- EXERCISE REQUIREMENTS -
Search the material and gather each line with "color" in it.

Stored items from a collection
· · · · · · ·

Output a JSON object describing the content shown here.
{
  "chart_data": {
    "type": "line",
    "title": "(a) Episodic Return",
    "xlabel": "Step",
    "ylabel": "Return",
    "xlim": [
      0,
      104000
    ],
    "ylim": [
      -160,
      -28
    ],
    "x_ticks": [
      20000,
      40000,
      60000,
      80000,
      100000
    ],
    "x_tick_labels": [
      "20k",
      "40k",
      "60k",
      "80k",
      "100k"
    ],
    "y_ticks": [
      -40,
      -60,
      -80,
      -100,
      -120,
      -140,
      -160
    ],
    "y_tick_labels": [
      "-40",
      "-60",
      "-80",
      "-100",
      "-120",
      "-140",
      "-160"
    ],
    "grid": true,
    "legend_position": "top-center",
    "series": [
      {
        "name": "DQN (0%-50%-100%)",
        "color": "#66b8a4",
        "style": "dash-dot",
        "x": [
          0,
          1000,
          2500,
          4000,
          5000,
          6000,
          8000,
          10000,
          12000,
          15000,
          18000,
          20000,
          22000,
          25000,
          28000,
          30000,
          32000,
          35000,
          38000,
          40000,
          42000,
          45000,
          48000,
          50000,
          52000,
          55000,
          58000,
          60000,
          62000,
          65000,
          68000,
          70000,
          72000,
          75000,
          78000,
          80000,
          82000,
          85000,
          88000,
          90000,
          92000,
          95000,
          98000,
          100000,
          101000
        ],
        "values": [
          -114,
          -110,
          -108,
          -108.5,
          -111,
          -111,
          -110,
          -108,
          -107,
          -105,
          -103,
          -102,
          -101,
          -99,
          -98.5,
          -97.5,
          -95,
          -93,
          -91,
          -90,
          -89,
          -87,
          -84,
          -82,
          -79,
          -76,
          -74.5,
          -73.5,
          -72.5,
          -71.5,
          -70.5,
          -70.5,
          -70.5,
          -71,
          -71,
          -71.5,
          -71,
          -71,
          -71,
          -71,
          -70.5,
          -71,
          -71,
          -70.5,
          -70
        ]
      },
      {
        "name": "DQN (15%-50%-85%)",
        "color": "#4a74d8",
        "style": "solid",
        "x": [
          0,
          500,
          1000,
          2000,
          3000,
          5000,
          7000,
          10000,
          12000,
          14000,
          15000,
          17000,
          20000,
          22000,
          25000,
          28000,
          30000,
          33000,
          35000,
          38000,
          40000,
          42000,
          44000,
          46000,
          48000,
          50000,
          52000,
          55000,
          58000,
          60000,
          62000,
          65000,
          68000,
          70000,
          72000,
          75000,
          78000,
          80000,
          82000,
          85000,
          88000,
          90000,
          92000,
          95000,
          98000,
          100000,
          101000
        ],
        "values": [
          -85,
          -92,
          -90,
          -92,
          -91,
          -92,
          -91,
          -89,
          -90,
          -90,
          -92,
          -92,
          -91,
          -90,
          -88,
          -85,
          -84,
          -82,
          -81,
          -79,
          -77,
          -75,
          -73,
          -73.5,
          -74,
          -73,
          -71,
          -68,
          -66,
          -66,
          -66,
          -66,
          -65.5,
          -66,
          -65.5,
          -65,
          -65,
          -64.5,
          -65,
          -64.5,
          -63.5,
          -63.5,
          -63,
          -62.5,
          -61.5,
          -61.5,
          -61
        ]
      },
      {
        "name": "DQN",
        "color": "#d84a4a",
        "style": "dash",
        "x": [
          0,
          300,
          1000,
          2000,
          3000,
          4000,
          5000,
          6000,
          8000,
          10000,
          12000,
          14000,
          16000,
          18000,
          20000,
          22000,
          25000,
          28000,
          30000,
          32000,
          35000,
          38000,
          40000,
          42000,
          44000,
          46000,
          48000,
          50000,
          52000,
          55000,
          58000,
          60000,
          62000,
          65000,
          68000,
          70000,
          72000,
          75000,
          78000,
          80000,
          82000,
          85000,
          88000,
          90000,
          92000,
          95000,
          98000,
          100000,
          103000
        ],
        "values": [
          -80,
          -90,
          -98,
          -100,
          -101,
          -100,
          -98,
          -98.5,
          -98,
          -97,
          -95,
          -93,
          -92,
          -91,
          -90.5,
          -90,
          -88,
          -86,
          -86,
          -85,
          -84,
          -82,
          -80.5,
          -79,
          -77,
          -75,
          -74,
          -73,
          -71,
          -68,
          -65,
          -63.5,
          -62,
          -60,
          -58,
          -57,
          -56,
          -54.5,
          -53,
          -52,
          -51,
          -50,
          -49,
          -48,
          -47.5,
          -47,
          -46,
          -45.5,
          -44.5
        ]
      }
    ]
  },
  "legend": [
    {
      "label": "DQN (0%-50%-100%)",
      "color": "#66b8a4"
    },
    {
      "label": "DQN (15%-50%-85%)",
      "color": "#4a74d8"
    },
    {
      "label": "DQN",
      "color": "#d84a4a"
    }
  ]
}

· · · · · · ·

- FINAL RESULT -
        "color": "#66b8a4",
        "color": "#4a74d8",
        "color": "#d84a4a",
      "color": "#66b8a4"
      "color": "#4a74d8"
      "color": "#d84a4a"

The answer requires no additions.